(Dataset excerpt)
• • • • •
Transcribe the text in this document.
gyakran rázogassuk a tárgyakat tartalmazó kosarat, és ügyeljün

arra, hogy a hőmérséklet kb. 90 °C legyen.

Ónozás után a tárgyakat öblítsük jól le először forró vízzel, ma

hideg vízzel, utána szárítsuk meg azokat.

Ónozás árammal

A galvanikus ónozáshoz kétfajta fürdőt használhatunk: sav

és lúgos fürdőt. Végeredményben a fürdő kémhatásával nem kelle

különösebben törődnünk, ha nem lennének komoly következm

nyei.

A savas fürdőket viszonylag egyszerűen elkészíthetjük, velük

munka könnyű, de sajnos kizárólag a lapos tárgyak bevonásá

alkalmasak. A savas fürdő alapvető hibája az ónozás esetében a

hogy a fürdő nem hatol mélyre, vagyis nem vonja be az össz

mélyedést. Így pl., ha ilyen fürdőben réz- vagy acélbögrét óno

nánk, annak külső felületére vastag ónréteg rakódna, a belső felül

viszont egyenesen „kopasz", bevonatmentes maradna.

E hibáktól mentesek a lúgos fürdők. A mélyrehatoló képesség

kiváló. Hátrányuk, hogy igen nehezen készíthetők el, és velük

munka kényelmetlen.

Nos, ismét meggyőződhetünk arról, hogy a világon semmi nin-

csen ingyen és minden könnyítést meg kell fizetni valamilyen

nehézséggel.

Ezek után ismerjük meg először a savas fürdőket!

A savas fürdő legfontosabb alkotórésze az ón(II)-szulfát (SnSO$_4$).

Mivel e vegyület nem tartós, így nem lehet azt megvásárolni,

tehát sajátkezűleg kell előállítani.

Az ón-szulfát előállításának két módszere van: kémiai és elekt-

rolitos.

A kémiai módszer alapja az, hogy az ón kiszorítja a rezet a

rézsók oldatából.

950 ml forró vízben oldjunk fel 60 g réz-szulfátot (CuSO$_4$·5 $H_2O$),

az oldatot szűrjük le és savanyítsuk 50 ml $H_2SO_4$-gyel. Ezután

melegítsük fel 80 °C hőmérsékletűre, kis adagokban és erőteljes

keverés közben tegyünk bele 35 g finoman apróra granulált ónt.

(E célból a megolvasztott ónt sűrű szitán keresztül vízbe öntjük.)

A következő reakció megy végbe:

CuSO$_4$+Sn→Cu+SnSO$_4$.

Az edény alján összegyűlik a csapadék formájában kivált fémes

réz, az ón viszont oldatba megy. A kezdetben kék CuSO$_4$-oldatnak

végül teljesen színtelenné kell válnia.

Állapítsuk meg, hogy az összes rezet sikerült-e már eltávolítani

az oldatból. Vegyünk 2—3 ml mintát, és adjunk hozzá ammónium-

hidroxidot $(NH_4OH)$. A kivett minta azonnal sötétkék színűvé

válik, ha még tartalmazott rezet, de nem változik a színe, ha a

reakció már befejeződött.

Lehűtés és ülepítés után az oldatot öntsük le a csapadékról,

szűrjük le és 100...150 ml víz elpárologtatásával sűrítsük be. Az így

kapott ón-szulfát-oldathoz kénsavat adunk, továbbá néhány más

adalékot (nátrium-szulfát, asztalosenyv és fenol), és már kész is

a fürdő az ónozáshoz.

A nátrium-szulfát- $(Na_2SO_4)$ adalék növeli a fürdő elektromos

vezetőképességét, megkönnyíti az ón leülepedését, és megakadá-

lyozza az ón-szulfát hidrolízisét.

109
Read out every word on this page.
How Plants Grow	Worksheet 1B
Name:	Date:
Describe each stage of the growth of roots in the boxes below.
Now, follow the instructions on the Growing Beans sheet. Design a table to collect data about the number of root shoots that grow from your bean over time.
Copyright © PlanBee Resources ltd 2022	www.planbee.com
• • • • •
» Stated problem: Faithfully transcribe the whole of the data.

» The reply:
Transcribe the text in this document.
gyakran rázogassuk a tárgyakat tartalmazó kosarat, és ügyeljün

arra, hogy a hőmérséklet kb. 90 °C legyen.

Ónozás után a tárgyakat öblítsük jól le először forró vízzel, ma

hideg vízzel, utána szárítsuk meg azokat.

Ónozás árammal

A galvanikus ónozáshoz kétfajta fürdőt használhatunk: sav

és lúgos fürdőt. Végeredményben a fürdő kémhatásával nem kelle

különösebben törődnünk, ha nem lennének komoly következm

nyei.

A savas fürdőket viszonylag egyszerűen elkészíthetjük, velük

munka könnyű, de sajnos kizárólag a lapos tárgyak bevonásá

alkalmasak. A savas fürdő alapvető hibája az ónozás esetében a

hogy a fürdő nem hatol mélyre, vagyis nem vonja be az össz

mélyedést. Így pl., ha ilyen fürdőben réz- vagy acélbögrét óno

nánk, annak külső felületére vastag ónréteg rakódna, a belső felül

viszont egyenesen „kopasz", bevonatmentes maradna.

E hibáktól mentesek a lúgos fürdők. A mélyrehatoló képesség

kiváló. Hátrányuk, hogy igen nehezen készíthetők el, és velük

munka kényelmetlen.

Nos, ismét meggyőződhetünk arról, hogy a világon semmi nin-

csen ingyen és minden könnyítést meg kell fizetni valamilyen

nehézséggel.

Ezek után ismerjük meg először a savas fürdőket!

A savas fürdő legfontosabb alkotórésze az ón(II)-szulfát (SnSO$_4$).

Mivel e vegyület nem tartós, így nem lehet azt megvásárolni,

tehát sajátkezűleg kell előállítani.

Az ón-szulfát előállításának két módszere van: kémiai és elekt-

rolitos.

A kémiai módszer alapja az, hogy az ón kiszorítja a rezet a

rézsók oldatából.

950 ml forró vízben oldjunk fel 60 g réz-szulfátot (CuSO$_4$·5 $H_2O$),

az oldatot szűrjük le és savanyítsuk 50 ml $H_2SO_4$-gyel. Ezután

melegítsük fel 80 °C hőmérsékletűre, kis adagokban és erőteljes

keverés közben tegyünk bele 35 g finoman apróra granulált ónt.

(E célból a megolvasztott ónt sűrű szitán keresztül vízbe öntjük.)

A következő reakció megy végbe:

CuSO$_4$+Sn→Cu+SnSO$_4$.

Az edény alján összegyűlik a csapadék formájában kivált fémes

réz, az ón viszont oldatba megy. A kezdetben kék CuSO$_4$-oldatnak

végül teljesen színtelenné kell válnia.

Állapítsuk meg, hogy az összes rezet sikerült-e már eltávolítani

az oldatból. Vegyünk 2—3 ml mintát, és adjunk hozzá ammónium-

hidroxidot $(NH_4OH)$. A kivett minta azonnal sötétkék színűvé

válik, ha még tartalmazott rezet, de nem változik a színe, ha a

reakció már befejeződött.

Lehűtés és ülepítés után az oldatot öntsük le a csapadékról,

szűrjük le és 100...150 ml víz elpárologtatásával sűrítsük be. Az így

kapott ón-szulfát-oldathoz kénsavat adunk, továbbá néhány más

adalékot (nátrium-szulfát, asztalosenyv és fenol), és már kész is

a fürdő az ónozáshoz.

A nátrium-szulfát- $(Na_2SO_4)$ adalék növeli a fürdő elektromos

vezetőképességét, megkönnyíti az ón leülepedését, és megakadá-

lyozza az ón-szulfát hidrolízisét.

109
Read out every word on this page.
How Plants Grow	Worksheet 1B
Name:	Date:
Describe each stage of the growth of roots in the boxes below.
Now, follow the instructions on the Growing Beans sheet. Design a table to collect data about the number of root shoots that grow from your bean over time.
Copyright © PlanBee Resources ltd 2022	www.planbee.com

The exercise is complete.